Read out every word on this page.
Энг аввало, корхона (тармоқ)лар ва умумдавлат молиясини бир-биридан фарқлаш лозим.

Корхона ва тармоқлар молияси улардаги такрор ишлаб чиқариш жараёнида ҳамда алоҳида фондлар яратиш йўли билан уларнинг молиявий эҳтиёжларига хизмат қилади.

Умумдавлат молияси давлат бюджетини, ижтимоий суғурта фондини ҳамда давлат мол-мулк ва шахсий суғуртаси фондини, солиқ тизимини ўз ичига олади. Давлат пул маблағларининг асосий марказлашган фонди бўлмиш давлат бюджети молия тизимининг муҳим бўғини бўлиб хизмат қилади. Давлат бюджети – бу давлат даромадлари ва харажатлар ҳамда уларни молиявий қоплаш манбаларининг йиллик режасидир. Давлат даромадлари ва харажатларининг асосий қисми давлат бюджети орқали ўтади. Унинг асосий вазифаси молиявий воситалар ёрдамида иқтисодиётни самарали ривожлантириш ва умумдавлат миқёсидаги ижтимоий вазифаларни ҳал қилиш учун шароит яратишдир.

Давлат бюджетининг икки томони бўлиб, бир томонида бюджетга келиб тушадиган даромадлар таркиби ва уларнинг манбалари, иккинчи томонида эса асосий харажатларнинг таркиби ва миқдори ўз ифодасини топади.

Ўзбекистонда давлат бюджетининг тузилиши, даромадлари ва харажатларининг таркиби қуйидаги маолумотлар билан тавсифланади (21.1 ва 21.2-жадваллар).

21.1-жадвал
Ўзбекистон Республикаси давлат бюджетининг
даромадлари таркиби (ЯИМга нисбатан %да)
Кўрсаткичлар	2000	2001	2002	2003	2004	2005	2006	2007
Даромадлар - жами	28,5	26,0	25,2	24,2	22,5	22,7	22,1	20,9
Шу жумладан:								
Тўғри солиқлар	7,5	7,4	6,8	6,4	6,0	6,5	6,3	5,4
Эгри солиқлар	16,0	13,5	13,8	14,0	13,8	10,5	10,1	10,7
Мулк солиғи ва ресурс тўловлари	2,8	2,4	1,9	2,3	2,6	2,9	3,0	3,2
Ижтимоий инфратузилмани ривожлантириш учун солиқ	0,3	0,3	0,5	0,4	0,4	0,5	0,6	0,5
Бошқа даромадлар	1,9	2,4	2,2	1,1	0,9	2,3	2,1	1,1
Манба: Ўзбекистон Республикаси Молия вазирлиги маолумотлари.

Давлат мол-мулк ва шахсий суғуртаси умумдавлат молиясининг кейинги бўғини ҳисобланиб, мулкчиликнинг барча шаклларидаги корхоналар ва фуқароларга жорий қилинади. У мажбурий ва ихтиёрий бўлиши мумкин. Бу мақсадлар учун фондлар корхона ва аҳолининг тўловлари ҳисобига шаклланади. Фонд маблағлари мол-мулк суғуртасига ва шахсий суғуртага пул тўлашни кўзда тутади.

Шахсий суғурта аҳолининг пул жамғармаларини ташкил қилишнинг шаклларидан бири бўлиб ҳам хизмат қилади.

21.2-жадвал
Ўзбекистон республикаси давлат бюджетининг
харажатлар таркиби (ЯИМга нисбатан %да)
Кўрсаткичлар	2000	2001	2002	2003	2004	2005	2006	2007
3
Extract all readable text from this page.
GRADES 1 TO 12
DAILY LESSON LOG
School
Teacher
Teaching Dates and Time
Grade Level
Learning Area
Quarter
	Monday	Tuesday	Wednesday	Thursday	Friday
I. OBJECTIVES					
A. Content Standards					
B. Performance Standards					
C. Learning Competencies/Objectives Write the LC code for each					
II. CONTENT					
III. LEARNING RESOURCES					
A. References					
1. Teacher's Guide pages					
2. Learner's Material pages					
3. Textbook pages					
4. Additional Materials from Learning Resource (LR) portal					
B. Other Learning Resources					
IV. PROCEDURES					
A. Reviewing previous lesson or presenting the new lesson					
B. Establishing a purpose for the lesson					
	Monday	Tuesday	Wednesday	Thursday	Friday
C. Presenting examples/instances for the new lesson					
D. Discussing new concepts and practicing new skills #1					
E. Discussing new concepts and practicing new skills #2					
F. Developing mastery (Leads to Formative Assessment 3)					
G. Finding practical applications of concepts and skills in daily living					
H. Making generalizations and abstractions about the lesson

* **Short exercise**: Transcribe all entries exactly as they are given.

* **Output for this task**:
Read out every word on this page.
Энг аввало, корхона (тармоқ)лар ва умумдавлат молиясини бир-биридан фарқлаш лозим.

Корхона ва тармоқлар молияси улардаги такрор ишлаб чиқариш жараёнида ҳамда алоҳида фондлар яратиш йўли билан уларнинг молиявий эҳтиёжларига хизмат қилади.

Умумдавлат молияси давлат бюджетини, ижтимоий суғурта фондини ҳамда давлат мол-мулк ва шахсий суғуртаси фондини, солиқ тизимини ўз ичига олади. Давлат пул маблағларининг асосий марказлашган фонди бўлмиш давлат бюджети молия тизимининг муҳим бўғини бўлиб хизмат қилади. Давлат бюджети – бу давлат даромадлари ва харажатлар ҳамда уларни молиявий қоплаш манбаларининг йиллик режасидир. Давлат даромадлари ва харажатларининг асосий қисми давлат бюджети орқали ўтади. Унинг асосий вазифаси молиявий воситалар ёрдамида иқтисодиётни самарали ривожлантириш ва умумдавлат миқёсидаги ижтимоий вазифаларни ҳал қилиш учун шароит яратишдир.

Давлат бюджетининг икки томони бўлиб, бир томонида бюджетга келиб тушадиган даромадлар таркиби ва уларнинг манбалари, иккинчи томонида эса асосий харажатларнинг таркиби ва миқдори ўз ифодасини топади.

Ўзбекистонда давлат бюджетининг тузилиши, даромадлари ва харажатларининг таркиби қуйидаги маолумотлар билан тавсифланади (21.1 ва 21.2-жадваллар).

21.1-жадвал
Ўзбекистон Республикаси давлат бюджетининг
даромадлари таркиби (ЯИМга нисбатан %да)
Кўрсаткичлар	2000	2001	2002	2003	2004	2005	2006	2007
Даромадлар - жами	28,5	26,0	25,2	24,2	22,5	22,7	22,1	20,9
Шу жумладан:								
Тўғри солиқлар	7,5	7,4	6,8	6,4	6,0	6,5	6,3	5,4
Эгри солиқлар	16,0	13,5	13,8	14,0	13,8	10,5	10,1	10,7
Мулк солиғи ва ресурс тўловлари	2,8	2,4	1,9	2,3	2,6	2,9	3,0	3,2
Ижтимоий инфратузилмани ривожлантириш учун солиқ	0,3	0,3	0,5	0,4	0,4	0,5	0,6	0,5
Бошқа даромадлар	1,9	2,4	2,2	1,1	0,9	2,3	2,1	1,1
Манба: Ўзбекистон Республикаси Молия вазирлиги маолумотлари.

Давлат мол-мулк ва шахсий суғуртаси умумдавлат молиясининг кейинги бўғини ҳисобланиб, мулкчиликнинг барча шаклларидаги корхоналар ва фуқароларга жорий қилинади. У мажбурий ва ихтиёрий бўлиши мумкин. Бу мақсадлар учун фондлар корхона ва аҳолининг тўловлари ҳисобига шаклланади. Фонд маблағлари мол-мулк суғуртасига ва шахсий суғуртага пул тўлашни кўзда тутади.

Шахсий суғурта аҳолининг пул жамғармаларини ташкил қилишнинг шаклларидан бири бўлиб ҳам хизмат қилади.

21.2-жадвал
Ўзбекистон республикаси давлат бюджетининг
харажатлар таркиби (ЯИМга нисбатан %да)
Кўрсаткичлар	2000	2001	2002	2003	2004	2005	2006	2007
3
Extract all readable text from this page.
GRADES 1 TO 12
DAILY LESSON LOG
School
Teacher
Teaching Dates and Time
Grade Level
Learning Area
Quarter
	Monday	Tuesday	Wednesday	Thursday	Friday
I. OBJECTIVES					
A. Content Standards					
B. Performance Standards					
C. Learning Competencies/Objectives Write the LC code for each					
II. CONTENT					
III. LEARNING RESOURCES					
A. References					
1. Teacher's Guide pages					
2. Learner's Material pages					
3. Textbook pages					
4. Additional Materials from Learning Resource (LR) portal					
B. Other Learning Resources					
IV. PROCEDURES					
A. Reviewing previous lesson or presenting the new lesson					
B. Establishing a purpose for the lesson					
	Monday	Tuesday	Wednesday	Thursday	Friday
C. Presenting examples/instances for the new lesson					
D. Discussing new concepts and practicing new skills #1					
E. Discussing new concepts and practicing new skills #2					
F. Developing mastery (Leads to Formative Assessment 3)					
G. Finding practical applications of concepts and skills in daily living					
H. Making generalizations and abstractions about the lesson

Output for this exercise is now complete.